• [WORK TO BE COMPLETED] Could you print every record below exactly as it appears?
* BEGIN *
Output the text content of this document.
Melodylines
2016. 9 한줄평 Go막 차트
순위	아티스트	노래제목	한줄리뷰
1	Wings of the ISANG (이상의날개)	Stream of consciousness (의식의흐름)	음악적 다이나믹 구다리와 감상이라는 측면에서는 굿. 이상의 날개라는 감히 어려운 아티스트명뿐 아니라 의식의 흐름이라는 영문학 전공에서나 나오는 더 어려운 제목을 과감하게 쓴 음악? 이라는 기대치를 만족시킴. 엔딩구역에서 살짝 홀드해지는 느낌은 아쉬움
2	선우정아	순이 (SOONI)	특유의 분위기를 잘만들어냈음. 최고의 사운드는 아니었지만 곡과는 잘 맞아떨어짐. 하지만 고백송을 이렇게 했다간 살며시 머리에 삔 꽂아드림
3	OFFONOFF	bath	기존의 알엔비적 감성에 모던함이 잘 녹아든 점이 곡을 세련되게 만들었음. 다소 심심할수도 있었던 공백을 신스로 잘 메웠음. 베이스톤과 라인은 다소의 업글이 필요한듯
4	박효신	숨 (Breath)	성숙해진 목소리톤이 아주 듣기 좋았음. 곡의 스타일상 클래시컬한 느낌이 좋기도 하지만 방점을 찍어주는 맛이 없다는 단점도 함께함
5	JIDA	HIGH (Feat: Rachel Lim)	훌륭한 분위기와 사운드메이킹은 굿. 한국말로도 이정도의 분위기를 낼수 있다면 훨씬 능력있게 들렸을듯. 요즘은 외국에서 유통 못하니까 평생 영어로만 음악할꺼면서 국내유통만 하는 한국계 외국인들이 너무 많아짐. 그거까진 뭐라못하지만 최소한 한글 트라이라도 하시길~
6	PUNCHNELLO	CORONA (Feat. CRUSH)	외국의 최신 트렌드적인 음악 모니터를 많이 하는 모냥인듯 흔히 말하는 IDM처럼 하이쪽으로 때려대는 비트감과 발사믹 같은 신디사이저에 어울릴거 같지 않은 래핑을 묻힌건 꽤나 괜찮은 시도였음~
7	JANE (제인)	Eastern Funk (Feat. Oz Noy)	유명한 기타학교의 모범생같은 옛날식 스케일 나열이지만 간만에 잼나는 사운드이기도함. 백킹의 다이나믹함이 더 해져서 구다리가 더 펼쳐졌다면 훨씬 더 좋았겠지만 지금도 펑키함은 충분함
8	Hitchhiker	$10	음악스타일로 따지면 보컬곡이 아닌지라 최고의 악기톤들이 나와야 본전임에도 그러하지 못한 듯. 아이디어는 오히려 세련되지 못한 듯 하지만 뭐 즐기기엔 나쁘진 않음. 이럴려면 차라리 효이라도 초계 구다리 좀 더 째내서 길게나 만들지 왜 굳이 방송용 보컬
* END *
• [ANSWER FOR THIS EXERCISE]
Output the text content of this document.
Melodylines
2016. 9 한줄평 Go막 차트
순위	아티스트	노래제목	한줄리뷰
1	Wings of the ISANG (이상의날개)	Stream of consciousness (의식의흐름)	음악적 다이나믹 구다리와 감상이라는 측면에서는 굿. 이상의 날개라는 감히 어려운 아티스트명뿐 아니라 의식의 흐름이라는 영문학 전공에서나 나오는 더 어려운 제목을 과감하게 쓴 음악? 이라는 기대치를 만족시킴. 엔딩구역에서 살짝 홀드해지는 느낌은 아쉬움
2	선우정아	순이 (SOONI)	특유의 분위기를 잘만들어냈음. 최고의 사운드는 아니었지만 곡과는 잘 맞아떨어짐. 하지만 고백송을 이렇게 했다간 살며시 머리에 삔 꽂아드림
3	OFFONOFF	bath	기존의 알엔비적 감성에 모던함이 잘 녹아든 점이 곡을 세련되게 만들었음. 다소 심심할수도 있었던 공백을 신스로 잘 메웠음. 베이스톤과 라인은 다소의 업글이 필요한듯
4	박효신	숨 (Breath)	성숙해진 목소리톤이 아주 듣기 좋았음. 곡의 스타일상 클래시컬한 느낌이 좋기도 하지만 방점을 찍어주는 맛이 없다는 단점도 함께함
5	JIDA	HIGH (Feat: Rachel Lim)	훌륭한 분위기와 사운드메이킹은 굿. 한국말로도 이정도의 분위기를 낼수 있다면 훨씬 능력있게 들렸을듯. 요즘은 외국에서 유통 못하니까 평생 영어로만 음악할꺼면서 국내유통만 하는 한국계 외국인들이 너무 많아짐. 그거까진 뭐라못하지만 최소한 한글 트라이라도 하시길~
6	PUNCHNELLO	CORONA (Feat. CRUSH)	외국의 최신 트렌드적인 음악 모니터를 많이 하는 모냥인듯 흔히 말하는 IDM처럼 하이쪽으로 때려대는 비트감과 발사믹 같은 신디사이저에 어울릴거 같지 않은 래핑을 묻힌건 꽤나 괜찮은 시도였음~
7	JANE (제인)	Eastern Funk (Feat. Oz Noy)	유명한 기타학교의 모범생같은 옛날식 스케일 나열이지만 간만에 잼나는 사운드이기도함. 백킹의 다이나믹함이 더 해져서 구다리가 더 펼쳐졌다면 훨씬 더 좋았겠지만 지금도 펑키함은 충분함
8	Hitchhiker	$10	음악스타일로 따지면 보컬곡이 아닌지라 최고의 악기톤들이 나와야 본전임에도 그러하지 못한 듯. 아이디어는 오히려 세련되지 못한 듯 하지만 뭐 즐기기엔 나쁘진 않음. 이럴려면 차라리 효이라도 초계 구다리 좀 더 째내서 길게나 만들지 왜 굳이 방송용 보컬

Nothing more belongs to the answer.